THE INPUT
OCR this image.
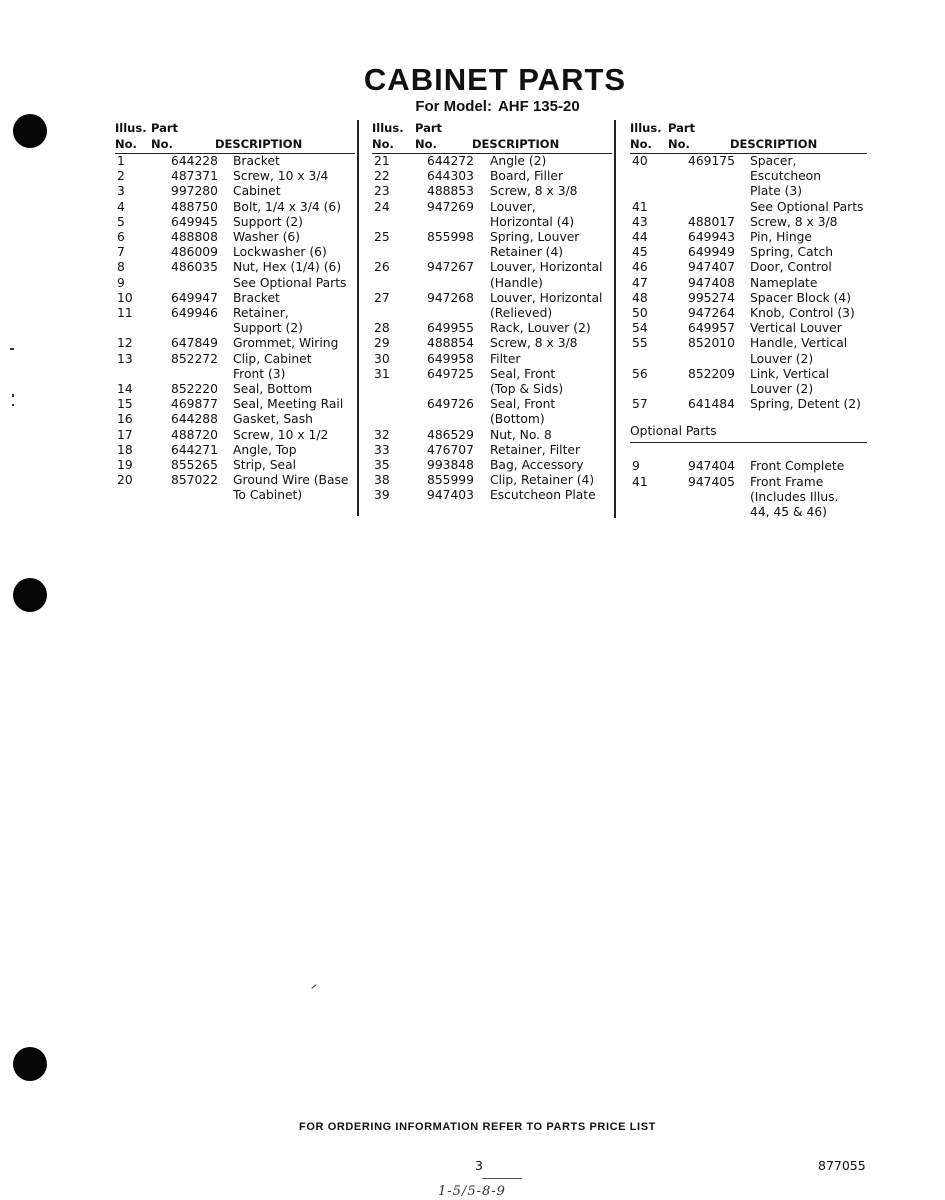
CABINET PARTS
For Model: AHF 135-20
Illus. Part
No. No.	DESCRIPTION
1	644228 Bracket
2	487371 Screw, 10 x 3/4
3	997280 Cabinet
4	488750 Bolt, 1/4 x 3/4 (6)
5	649945 Support (2)
6	488808 Washer (6)
7	486009 Lockwasher (6)
8	486035 Nut, Hex (1/4) (6)
9	See Optional Parts
10	649947 Bracket
11	649946 Retainer,
Support (2)
12	647849 Grommet, Wiring
13	852272 Clip, Cabinet
Front (3)
14	852220 Seal, Bottom
15	469877 Seal, Meeting Rail
16	644288 Gasket, Sash
17	488720 Screw, 10 x 1/2
18	644271 Angle, Top
19	855265 Strip, Seal
20	857022 Ground Wire (Base
To Cabinet)
Illus. Part
No. No.	DESCRIPTION
21	644272 Angle (2)
22	644303 Board, Filler
23	488853 Screw, 8 x 3/8
24	947269 Louver,
Horizontal (4)
25	855998 Spring, Louver
Retainer (4)
26	947267 Louver, Horizontal
(Handle)
27	947268 Louver, Horizontal
(Relieved)
28	649955 Rack, Louver (2)
29	488854 Screw, 8 x 3/8
30	649958 Filter
31	649725 Seal, Front
(Top & Sids)
649726 Seal, Front (Bottom)
32	486529 Nut, No. 8
33	476707 Retainer, Filter
35	993848 Bag, Accessory
38	855999 Clip, Retainer (4)
39	947403 Escutcheon Plate
Illus. Part
No. No.	DESCRIPTION
40	469175 Spacer, Escutcheon
Plate (3)
41	See Optional Parts
43	488017 Screw, 8 x 3/8
44	649943 Pin, Hinge
45	649949 Spring, Catch
46	947407 Door, Control
47	947408 Nameplate
48	995274 Spacer Block (4)
50	947264 Knob, Control (3)
54	649957 Vertical Louver
55	852010 Handle, Vertical
Louver (2)
56	852209 Link, Vertical
Louver (2)
57	641484 Spring, Detent (2)
Optional Parts
9	947404 Front Complete
41	947405 Front Frame
(Includes Illus.
44, 45 & 46)
FOR ORDERING INFORMATION REFER TO PARTS PRICE LIST
3	877055
1-5/5-8-9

STATED PROBLEM
Each line above is to be copied verbatim. Drop any image from the copy.

PROBLEM SOLUTION
OCR this image.
CABINET PARTS
For Model: AHF 135-20
Illus. Part
No. No.	DESCRIPTION
1	644228 Bracket
2	487371 Screw, 10 x 3/4
3	997280 Cabinet
4	488750 Bolt, 1/4 x 3/4 (6)
5	649945 Support (2)
6	488808 Washer (6)
7	486009 Lockwasher (6)
8	486035 Nut, Hex (1/4) (6)
9	See Optional Parts
10	649947 Bracket
11	649946 Retainer,
Support (2)
12	647849 Grommet, Wiring
13	852272 Clip, Cabinet
Front (3)
14	852220 Seal, Bottom
15	469877 Seal, Meeting Rail
16	644288 Gasket, Sash
17	488720 Screw, 10 x 1/2
18	644271 Angle, Top
19	855265 Strip, Seal
20	857022 Ground Wire (Base
To Cabinet)
Illus. Part
No. No.	DESCRIPTION
21	644272 Angle (2)
22	644303 Board, Filler
23	488853 Screw, 8 x 3/8
24	947269 Louver,
Horizontal (4)
25	855998 Spring, Louver
Retainer (4)
26	947267 Louver, Horizontal
(Handle)
27	947268 Louver, Horizontal
(Relieved)
28	649955 Rack, Louver (2)
29	488854 Screw, 8 x 3/8
30	649958 Filter
31	649725 Seal, Front
(Top & Sids)
649726 Seal, Front (Bottom)
32	486529 Nut, No. 8
33	476707 Retainer, Filter
35	993848 Bag, Accessory
38	855999 Clip, Retainer (4)
39	947403 Escutcheon Plate
Illus. Part
No. No.	DESCRIPTION
40	469175 Spacer, Escutcheon
Plate (3)
41	See Optional Parts
43	488017 Screw, 8 x 3/8
44	649943 Pin, Hinge
45	649949 Spring, Catch
46	947407 Door, Control
47	947408 Nameplate
48	995274 Spacer Block (4)
50	947264 Knob, Control (3)
54	649957 Vertical Louver
55	852010 Handle, Vertical
Louver (2)
56	852209 Link, Vertical
Louver (2)
57	641484 Spring, Detent (2)
Optional Parts
9	947404 Front Complete
41	947405 Front Frame
(Includes Illus.
44, 45 & 46)
FOR ORDERING INFORMATION REFER TO PARTS PRICE LIST
3	877055
1-5/5-8-9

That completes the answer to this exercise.